*To be done:*
Look through the lines below and extract each one that contains "JSON".

Structured figure records:
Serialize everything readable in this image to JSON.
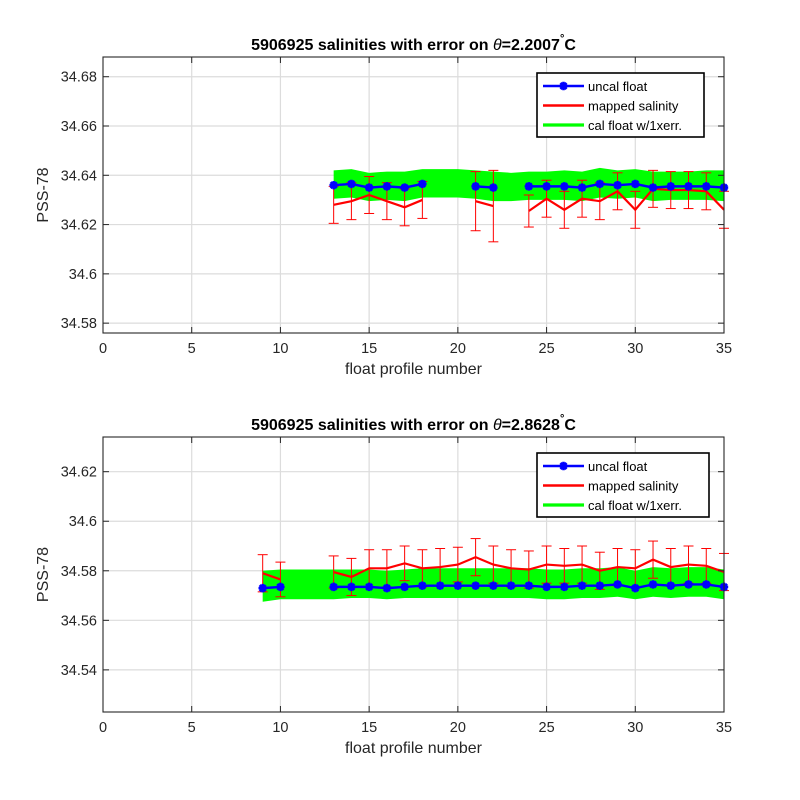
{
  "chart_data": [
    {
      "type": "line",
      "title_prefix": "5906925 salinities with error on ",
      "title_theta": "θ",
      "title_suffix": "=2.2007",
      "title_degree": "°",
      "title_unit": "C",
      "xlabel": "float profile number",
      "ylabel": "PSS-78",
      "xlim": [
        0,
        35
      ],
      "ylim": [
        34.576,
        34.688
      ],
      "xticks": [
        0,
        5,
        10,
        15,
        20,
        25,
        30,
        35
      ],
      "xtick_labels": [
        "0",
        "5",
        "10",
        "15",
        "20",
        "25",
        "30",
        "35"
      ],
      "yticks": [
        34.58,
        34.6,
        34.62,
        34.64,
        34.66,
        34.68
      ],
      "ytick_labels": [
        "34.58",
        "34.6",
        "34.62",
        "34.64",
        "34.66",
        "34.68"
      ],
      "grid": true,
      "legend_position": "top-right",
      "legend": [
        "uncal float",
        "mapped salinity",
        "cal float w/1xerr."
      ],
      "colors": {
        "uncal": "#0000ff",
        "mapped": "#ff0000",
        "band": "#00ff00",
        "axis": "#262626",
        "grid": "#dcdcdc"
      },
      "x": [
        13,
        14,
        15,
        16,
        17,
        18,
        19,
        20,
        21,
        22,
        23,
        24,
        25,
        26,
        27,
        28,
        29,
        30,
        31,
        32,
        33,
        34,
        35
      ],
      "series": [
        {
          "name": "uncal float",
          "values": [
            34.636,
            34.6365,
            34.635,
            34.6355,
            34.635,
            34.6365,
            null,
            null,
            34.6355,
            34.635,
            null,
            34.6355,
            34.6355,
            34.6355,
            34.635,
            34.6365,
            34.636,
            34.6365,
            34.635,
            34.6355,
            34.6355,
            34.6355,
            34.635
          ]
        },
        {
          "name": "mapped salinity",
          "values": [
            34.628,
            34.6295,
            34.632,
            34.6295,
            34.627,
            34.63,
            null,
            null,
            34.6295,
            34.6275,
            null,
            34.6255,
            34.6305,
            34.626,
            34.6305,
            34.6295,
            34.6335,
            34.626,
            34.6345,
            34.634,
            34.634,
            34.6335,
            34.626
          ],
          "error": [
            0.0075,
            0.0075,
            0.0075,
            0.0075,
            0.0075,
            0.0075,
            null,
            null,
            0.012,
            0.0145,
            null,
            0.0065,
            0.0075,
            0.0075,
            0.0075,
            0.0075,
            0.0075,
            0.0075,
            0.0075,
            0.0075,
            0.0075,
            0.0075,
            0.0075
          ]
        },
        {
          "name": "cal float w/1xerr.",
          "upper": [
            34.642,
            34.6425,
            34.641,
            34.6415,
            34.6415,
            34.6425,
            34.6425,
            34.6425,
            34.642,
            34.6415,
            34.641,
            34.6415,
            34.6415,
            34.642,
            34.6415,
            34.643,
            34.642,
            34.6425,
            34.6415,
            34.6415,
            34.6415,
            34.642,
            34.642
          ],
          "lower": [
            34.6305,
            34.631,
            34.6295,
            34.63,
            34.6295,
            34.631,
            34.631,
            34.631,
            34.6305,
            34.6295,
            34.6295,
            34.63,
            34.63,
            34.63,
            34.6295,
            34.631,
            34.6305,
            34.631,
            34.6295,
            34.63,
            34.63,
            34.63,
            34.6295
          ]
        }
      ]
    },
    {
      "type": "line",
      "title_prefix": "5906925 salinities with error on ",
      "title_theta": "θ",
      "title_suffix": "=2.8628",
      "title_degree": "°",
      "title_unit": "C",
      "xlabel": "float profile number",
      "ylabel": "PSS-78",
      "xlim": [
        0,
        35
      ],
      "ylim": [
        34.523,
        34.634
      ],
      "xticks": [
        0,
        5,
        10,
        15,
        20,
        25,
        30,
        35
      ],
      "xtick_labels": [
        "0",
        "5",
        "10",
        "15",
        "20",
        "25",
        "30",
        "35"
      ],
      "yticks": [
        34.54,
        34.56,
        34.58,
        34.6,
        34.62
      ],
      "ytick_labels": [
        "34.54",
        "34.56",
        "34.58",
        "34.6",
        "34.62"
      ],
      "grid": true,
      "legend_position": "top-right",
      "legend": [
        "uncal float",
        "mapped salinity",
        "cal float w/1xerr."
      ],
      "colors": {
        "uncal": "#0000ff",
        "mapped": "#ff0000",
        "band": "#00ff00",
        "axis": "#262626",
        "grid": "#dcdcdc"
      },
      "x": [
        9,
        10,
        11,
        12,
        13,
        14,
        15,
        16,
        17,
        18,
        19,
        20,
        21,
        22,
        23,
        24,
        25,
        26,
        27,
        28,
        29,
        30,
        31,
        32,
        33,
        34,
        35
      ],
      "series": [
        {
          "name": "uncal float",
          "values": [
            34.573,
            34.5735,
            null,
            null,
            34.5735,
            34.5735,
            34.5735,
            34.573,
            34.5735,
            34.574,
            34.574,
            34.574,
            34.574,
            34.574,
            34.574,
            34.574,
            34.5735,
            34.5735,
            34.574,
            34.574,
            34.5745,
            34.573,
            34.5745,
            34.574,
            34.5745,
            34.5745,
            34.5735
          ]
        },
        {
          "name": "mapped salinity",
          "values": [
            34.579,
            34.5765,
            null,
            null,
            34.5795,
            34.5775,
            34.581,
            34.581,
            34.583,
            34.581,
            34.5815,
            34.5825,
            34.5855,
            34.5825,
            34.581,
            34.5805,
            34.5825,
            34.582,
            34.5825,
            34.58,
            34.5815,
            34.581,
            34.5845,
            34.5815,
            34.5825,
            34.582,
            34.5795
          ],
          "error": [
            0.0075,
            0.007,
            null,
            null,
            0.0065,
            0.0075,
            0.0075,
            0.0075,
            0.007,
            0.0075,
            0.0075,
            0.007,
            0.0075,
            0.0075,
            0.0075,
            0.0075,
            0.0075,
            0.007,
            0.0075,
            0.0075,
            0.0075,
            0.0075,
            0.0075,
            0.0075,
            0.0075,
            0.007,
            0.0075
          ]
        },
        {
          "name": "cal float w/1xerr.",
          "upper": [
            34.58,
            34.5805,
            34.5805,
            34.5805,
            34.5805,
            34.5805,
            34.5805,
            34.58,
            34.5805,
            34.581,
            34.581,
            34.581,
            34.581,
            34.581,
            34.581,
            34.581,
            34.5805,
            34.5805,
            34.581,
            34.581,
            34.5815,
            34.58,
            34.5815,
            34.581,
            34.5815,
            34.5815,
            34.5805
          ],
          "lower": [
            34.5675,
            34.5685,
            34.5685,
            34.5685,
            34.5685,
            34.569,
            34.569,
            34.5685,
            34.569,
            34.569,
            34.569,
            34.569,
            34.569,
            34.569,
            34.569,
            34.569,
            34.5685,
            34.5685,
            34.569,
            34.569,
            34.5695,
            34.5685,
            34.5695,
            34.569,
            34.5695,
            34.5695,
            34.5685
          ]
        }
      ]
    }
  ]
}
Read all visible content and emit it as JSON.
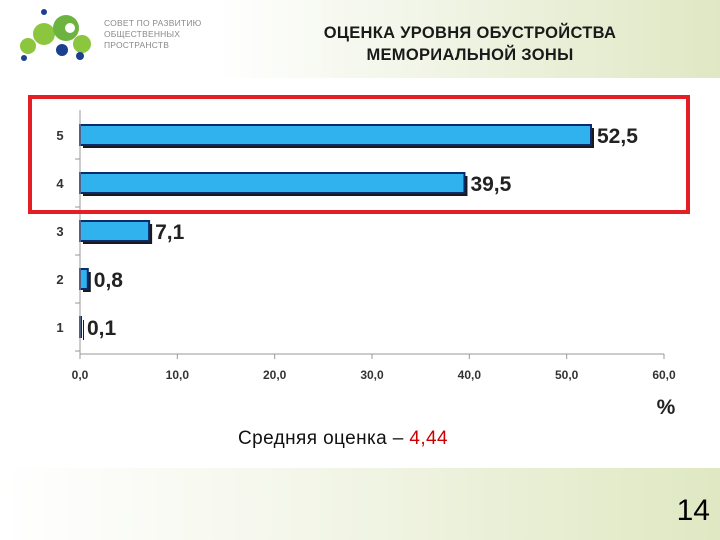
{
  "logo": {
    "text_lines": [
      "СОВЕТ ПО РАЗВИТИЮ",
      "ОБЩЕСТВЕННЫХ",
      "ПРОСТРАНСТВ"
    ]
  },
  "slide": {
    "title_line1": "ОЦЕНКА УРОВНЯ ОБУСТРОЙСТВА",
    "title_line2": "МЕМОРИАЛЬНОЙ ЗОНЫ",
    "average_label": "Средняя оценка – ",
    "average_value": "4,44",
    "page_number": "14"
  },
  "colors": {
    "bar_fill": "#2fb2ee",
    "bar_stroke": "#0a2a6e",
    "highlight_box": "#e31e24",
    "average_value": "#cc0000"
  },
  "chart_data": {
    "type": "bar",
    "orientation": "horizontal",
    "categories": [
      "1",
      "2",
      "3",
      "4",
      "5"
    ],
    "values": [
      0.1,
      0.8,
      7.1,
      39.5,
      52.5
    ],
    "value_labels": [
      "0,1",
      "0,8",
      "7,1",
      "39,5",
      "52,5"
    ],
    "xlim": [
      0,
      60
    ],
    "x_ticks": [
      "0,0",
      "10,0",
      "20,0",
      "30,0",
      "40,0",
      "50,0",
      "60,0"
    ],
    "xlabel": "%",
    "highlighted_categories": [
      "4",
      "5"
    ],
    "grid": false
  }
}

--

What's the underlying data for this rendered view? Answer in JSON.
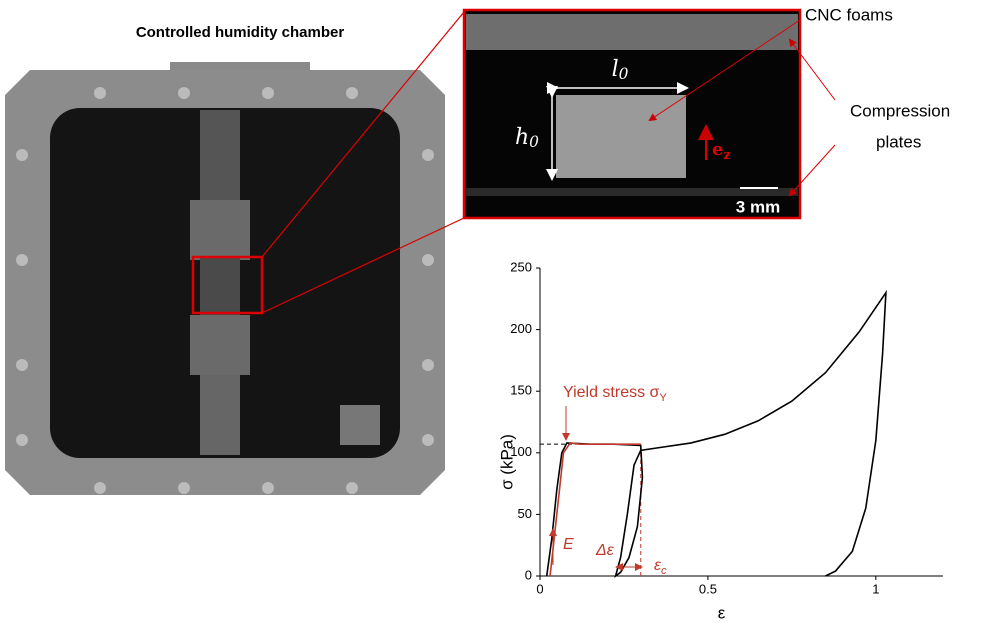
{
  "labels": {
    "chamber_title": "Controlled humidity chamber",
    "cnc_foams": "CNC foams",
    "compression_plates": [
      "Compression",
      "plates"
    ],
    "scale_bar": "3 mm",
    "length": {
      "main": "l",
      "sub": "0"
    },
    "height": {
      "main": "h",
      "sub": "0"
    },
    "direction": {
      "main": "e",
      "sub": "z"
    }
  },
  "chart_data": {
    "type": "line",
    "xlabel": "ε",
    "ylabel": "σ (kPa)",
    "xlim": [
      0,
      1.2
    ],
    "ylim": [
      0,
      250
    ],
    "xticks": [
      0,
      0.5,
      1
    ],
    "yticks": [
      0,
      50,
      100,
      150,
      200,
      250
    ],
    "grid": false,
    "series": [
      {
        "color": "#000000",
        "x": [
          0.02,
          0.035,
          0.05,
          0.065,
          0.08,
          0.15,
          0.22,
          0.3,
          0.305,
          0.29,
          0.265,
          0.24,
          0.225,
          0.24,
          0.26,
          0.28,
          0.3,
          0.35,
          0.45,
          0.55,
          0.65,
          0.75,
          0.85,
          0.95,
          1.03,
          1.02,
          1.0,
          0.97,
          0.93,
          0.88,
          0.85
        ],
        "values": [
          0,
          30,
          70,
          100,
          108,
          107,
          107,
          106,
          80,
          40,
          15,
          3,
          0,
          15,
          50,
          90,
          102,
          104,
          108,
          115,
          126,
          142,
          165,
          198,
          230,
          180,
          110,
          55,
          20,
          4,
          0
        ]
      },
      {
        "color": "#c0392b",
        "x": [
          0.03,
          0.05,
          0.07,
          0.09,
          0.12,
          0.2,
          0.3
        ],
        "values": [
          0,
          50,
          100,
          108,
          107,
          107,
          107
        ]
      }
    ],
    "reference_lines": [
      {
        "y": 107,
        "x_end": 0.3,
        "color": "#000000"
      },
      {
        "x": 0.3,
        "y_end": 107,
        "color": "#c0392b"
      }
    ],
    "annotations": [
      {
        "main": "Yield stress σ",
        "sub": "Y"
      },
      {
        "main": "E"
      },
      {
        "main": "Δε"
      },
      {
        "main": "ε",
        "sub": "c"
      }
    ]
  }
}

==

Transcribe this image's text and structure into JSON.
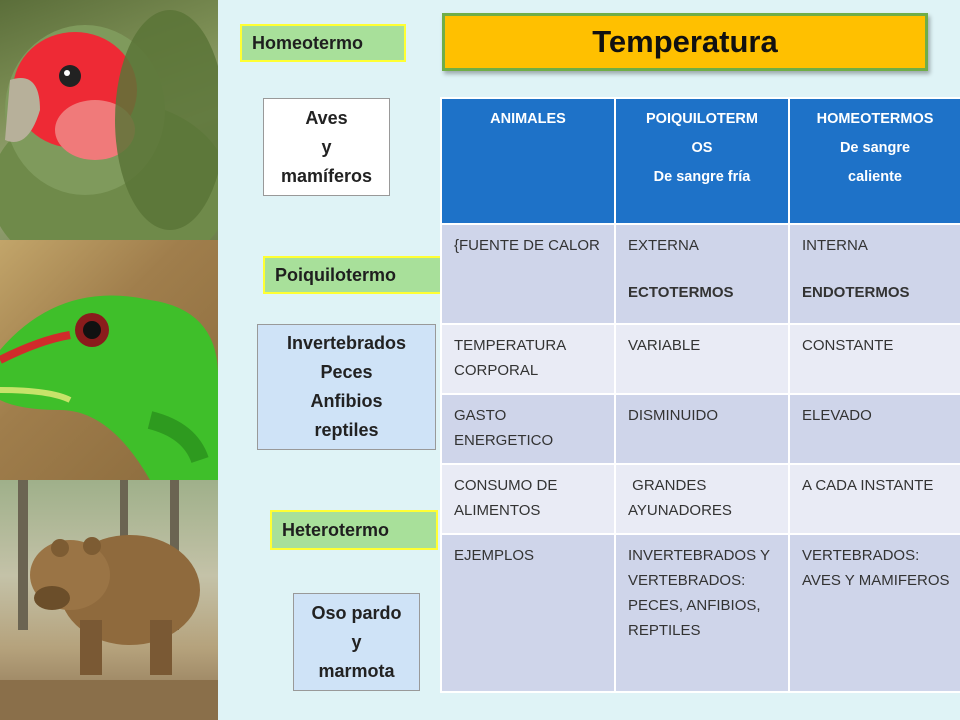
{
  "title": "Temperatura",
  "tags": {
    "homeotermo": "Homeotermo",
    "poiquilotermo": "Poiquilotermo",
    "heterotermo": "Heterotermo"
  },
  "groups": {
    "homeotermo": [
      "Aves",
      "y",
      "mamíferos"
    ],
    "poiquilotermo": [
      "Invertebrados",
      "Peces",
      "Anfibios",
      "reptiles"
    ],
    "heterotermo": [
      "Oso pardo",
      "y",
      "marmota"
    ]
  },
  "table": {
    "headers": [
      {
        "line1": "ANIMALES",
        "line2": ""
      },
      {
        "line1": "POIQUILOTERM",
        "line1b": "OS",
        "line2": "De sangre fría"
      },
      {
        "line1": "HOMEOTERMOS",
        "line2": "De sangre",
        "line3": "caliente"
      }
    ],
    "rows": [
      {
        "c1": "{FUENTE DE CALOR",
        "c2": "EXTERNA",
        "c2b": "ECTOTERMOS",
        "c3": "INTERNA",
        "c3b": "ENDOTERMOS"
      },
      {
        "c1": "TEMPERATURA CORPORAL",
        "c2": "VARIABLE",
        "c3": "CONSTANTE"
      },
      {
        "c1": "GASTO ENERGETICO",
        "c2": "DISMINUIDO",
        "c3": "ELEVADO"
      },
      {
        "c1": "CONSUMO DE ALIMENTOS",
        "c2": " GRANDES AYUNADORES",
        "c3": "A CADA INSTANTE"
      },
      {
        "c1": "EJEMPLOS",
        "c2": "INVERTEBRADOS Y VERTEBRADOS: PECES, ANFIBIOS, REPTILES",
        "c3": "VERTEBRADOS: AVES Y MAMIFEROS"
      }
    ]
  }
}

*Task output:*
Serialize everything readable in this image to JSON.
Read all visible content and emit it as JSON.
What's the underlying data for this rendered view? Answer in JSON.
Transcribe this image's text and structure into JSON.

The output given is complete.